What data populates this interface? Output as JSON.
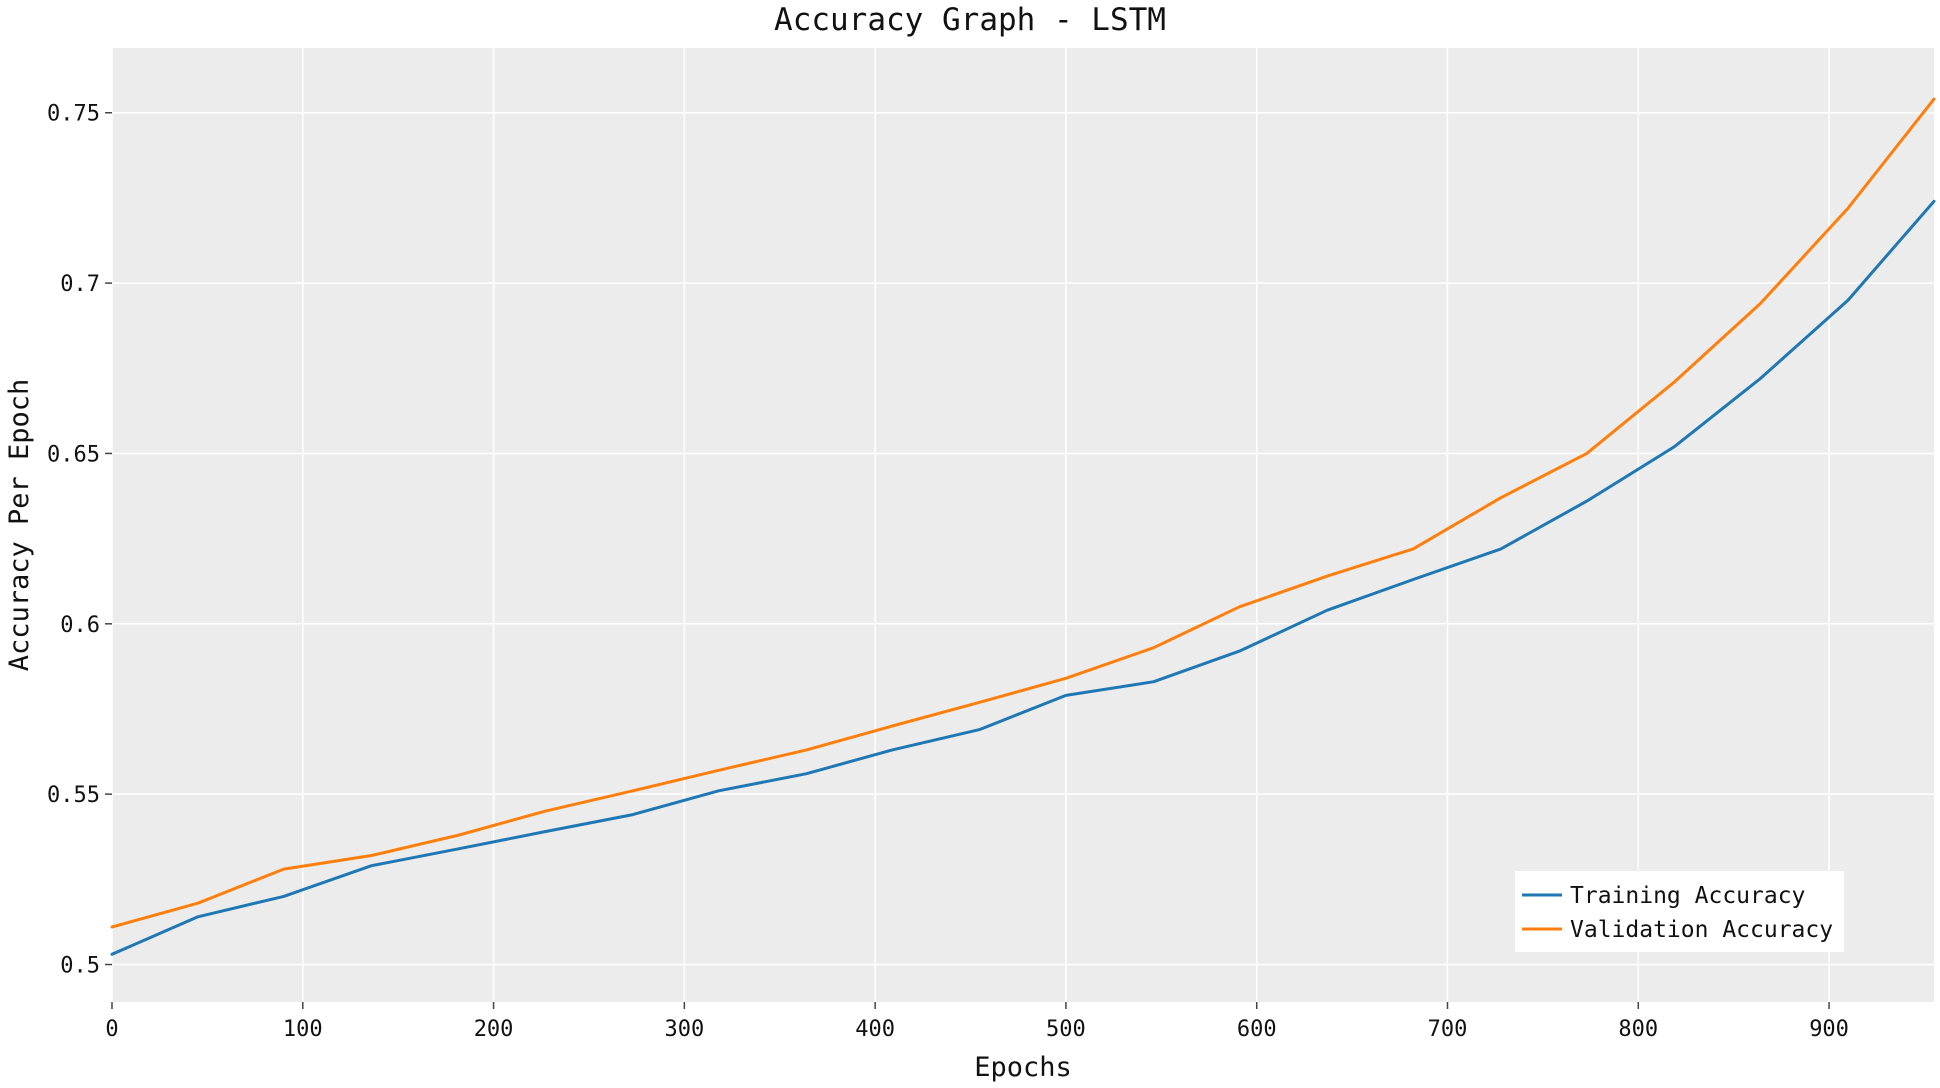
{
  "chart_data": {
    "type": "line",
    "title": "Accuracy Graph - LSTM",
    "xlabel": "Epochs",
    "ylabel": "Accuracy Per Epoch",
    "xlim": [
      0,
      955
    ],
    "ylim": [
      0.489,
      0.769
    ],
    "x_ticks": [
      0,
      100,
      200,
      300,
      400,
      500,
      600,
      700,
      800,
      900
    ],
    "x_tick_labels": [
      "0",
      "100",
      "200",
      "300",
      "400",
      "500",
      "600",
      "700",
      "800",
      "900"
    ],
    "y_ticks": [
      0.5,
      0.55,
      0.6,
      0.65,
      0.7,
      0.75
    ],
    "y_tick_labels": [
      "0.5",
      "0.55",
      "0.6",
      "0.65",
      "0.7",
      "0.75"
    ],
    "grid": true,
    "legend_position": "bottom-right",
    "background_color": "#ececec",
    "grid_color": "#ffffff",
    "x": [
      0,
      45,
      90,
      136,
      182,
      227,
      273,
      318,
      364,
      409,
      455,
      500,
      546,
      591,
      637,
      682,
      728,
      773,
      819,
      864,
      910,
      955
    ],
    "series": [
      {
        "name": "Training Accuracy",
        "color": "#1f77b4",
        "values": [
          0.503,
          0.514,
          0.52,
          0.529,
          0.534,
          0.539,
          0.544,
          0.551,
          0.556,
          0.563,
          0.569,
          0.579,
          0.583,
          0.592,
          0.604,
          0.613,
          0.622,
          0.636,
          0.652,
          0.672,
          0.695,
          0.724
        ]
      },
      {
        "name": "Validation Accuracy",
        "color": "#ff7f0e",
        "values": [
          0.511,
          0.518,
          0.528,
          0.532,
          0.538,
          0.545,
          0.551,
          0.557,
          0.563,
          0.57,
          0.577,
          0.584,
          0.593,
          0.605,
          0.614,
          0.622,
          0.637,
          0.65,
          0.671,
          0.694,
          0.722,
          0.754
        ]
      }
    ]
  }
}
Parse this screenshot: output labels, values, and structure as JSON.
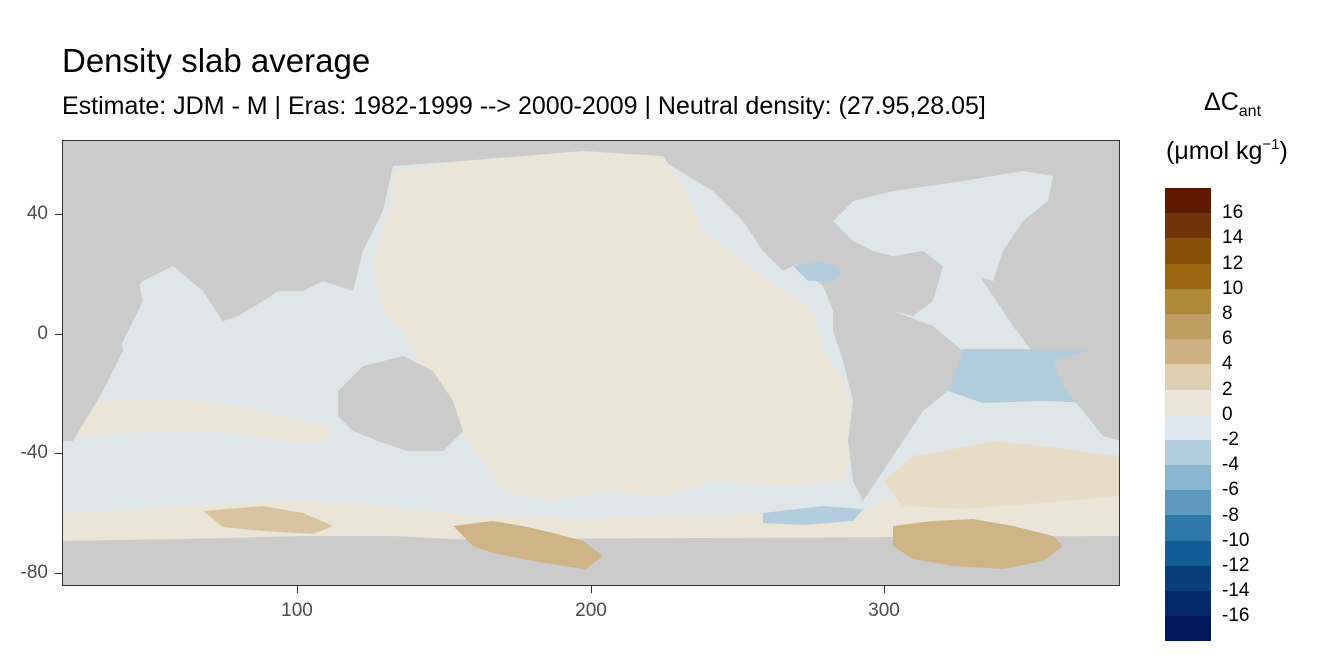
{
  "title": "Density slab average",
  "subtitle": "Estimate: JDM - M | Eras: 1982-1999 --> 2000-2009 | Neutral density: (27.95,28.05]",
  "map": {
    "x_ticks": [
      "100",
      "200",
      "300"
    ],
    "y_ticks": [
      "40",
      "0",
      "-40",
      "-80"
    ],
    "land_color": "#cbcbcb",
    "missing_color": "#ffffff"
  },
  "legend": {
    "title_main": "ΔC",
    "title_sub": "ant",
    "unit_prefix": "(μmol kg",
    "unit_sup": "−1",
    "unit_suffix": ")",
    "labels": [
      "16",
      "14",
      "12",
      "10",
      "8",
      "6",
      "4",
      "2",
      "0",
      "-2",
      "-4",
      "-6",
      "-8",
      "-10",
      "-12",
      "-14",
      "-16"
    ],
    "colors": [
      "#5e1a00",
      "#71330a",
      "#845007",
      "#9a6713",
      "#b0883a",
      "#bf9e63",
      "#cdb182",
      "#dfcfb1",
      "#ebe5d8",
      "#dce6ec",
      "#b2cede",
      "#8ab6cf",
      "#5d98bd",
      "#2f78a8",
      "#125d95",
      "#063f7a",
      "#032768",
      "#001759"
    ]
  }
}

= = = = = = =

Search the data above for the word "this", then gather each line in which it appears.

What data populates this interface? Output as JSON.
Parse this screenshot: output labels, values, and structure as JSON.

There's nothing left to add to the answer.